> _What you should do_
All material below is to be reproduced exactly.

> _Records for this task_
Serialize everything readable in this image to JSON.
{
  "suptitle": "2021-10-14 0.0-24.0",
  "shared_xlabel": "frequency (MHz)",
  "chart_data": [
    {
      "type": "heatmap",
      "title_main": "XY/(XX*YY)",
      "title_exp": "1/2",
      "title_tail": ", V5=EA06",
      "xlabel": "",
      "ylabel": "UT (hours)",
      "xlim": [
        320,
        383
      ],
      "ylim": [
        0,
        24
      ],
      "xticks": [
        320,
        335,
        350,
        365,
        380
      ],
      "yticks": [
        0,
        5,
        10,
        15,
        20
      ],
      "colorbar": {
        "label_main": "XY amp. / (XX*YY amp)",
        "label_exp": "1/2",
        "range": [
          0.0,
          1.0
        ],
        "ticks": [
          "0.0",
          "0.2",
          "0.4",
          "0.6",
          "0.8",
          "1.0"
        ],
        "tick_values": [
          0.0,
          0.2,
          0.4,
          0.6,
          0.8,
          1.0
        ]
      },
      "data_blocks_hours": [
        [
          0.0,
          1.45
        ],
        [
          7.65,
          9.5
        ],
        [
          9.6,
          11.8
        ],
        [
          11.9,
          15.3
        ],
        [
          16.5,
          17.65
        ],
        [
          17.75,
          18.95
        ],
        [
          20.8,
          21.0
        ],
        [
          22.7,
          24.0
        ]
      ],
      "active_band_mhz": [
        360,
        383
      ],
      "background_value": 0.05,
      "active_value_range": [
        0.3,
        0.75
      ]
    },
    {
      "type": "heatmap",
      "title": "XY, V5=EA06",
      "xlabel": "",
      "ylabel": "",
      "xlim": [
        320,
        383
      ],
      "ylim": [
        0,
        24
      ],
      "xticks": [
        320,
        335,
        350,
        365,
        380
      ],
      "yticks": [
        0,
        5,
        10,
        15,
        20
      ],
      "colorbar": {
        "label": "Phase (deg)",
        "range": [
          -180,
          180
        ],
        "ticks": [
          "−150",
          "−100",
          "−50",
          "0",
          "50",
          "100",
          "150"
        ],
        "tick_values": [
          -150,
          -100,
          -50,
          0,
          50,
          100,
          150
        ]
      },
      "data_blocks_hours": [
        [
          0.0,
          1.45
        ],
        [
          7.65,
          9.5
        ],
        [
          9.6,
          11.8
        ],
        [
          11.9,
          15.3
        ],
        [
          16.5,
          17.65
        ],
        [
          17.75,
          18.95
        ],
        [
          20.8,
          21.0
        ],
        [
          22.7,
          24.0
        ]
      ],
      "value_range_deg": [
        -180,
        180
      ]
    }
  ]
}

> _Exercise response_
Serialize everything readable in this image to JSON.
{
  "suptitle": "2021-10-14 0.0-24.0",
  "shared_xlabel": "frequency (MHz)",
  "chart_data": [
    {
      "type": "heatmap",
      "title_main": "XY/(XX*YY)",
      "title_exp": "1/2",
      "title_tail": ", V5=EA06",
      "xlabel": "",
      "ylabel": "UT (hours)",
      "xlim": [
        320,
        383
      ],
      "ylim": [
        0,
        24
      ],
      "xticks": [
        320,
        335,
        350,
        365,
        380
      ],
      "yticks": [
        0,
        5,
        10,
        15,
        20
      ],
      "colorbar": {
        "label_main": "XY amp. / (XX*YY amp)",
        "label_exp": "1/2",
        "range": [
          0.0,
          1.0
        ],
        "ticks": [
          "0.0",
          "0.2",
          "0.4",
          "0.6",
          "0.8",
          "1.0"
        ],
        "tick_values": [
          0.0,
          0.2,
          0.4,
          0.6,
          0.8,
          1.0
        ]
      },
      "data_blocks_hours": [
        [
          0.0,
          1.45
        ],
        [
          7.65,
          9.5
        ],
        [
          9.6,
          11.8
        ],
        [
          11.9,
          15.3
        ],
        [
          16.5,
          17.65
        ],
        [
          17.75,
          18.95
        ],
        [
          20.8,
          21.0
        ],
        [
          22.7,
          24.0
        ]
      ],
      "active_band_mhz": [
        360,
        383
      ],
      "background_value": 0.05,
      "active_value_range": [
        0.3,
        0.75
      ]
    },
    {
      "type": "heatmap",
      "title": "XY, V5=EA06",
      "xlabel": "",
      "ylabel": "",
      "xlim": [
        320,
        383
      ],
      "ylim": [
        0,
        24
      ],
      "xticks": [
        320,
        335,
        350,
        365,
        380
      ],
      "yticks": [
        0,
        5,
        10,
        15,
        20
      ],
      "colorbar": {
        "label": "Phase (deg)",
        "range": [
          -180,
          180
        ],
        "ticks": [
          "−150",
          "−100",
          "−50",
          "0",
          "50",
          "100",
          "150"
        ],
        "tick_values": [
          -150,
          -100,
          -50,
          0,
          50,
          100,
          150
        ]
      },
      "data_blocks_hours": [
        [
          0.0,
          1.45
        ],
        [
          7.65,
          9.5
        ],
        [
          9.6,
          11.8
        ],
        [
          11.9,
          15.3
        ],
        [
          16.5,
          17.65
        ],
        [
          17.75,
          18.95
        ],
        [
          20.8,
          21.0
        ],
        [
          22.7,
          24.0
        ]
      ],
      "value_range_deg": [
        -180,
        180
      ]
    }
  ]
}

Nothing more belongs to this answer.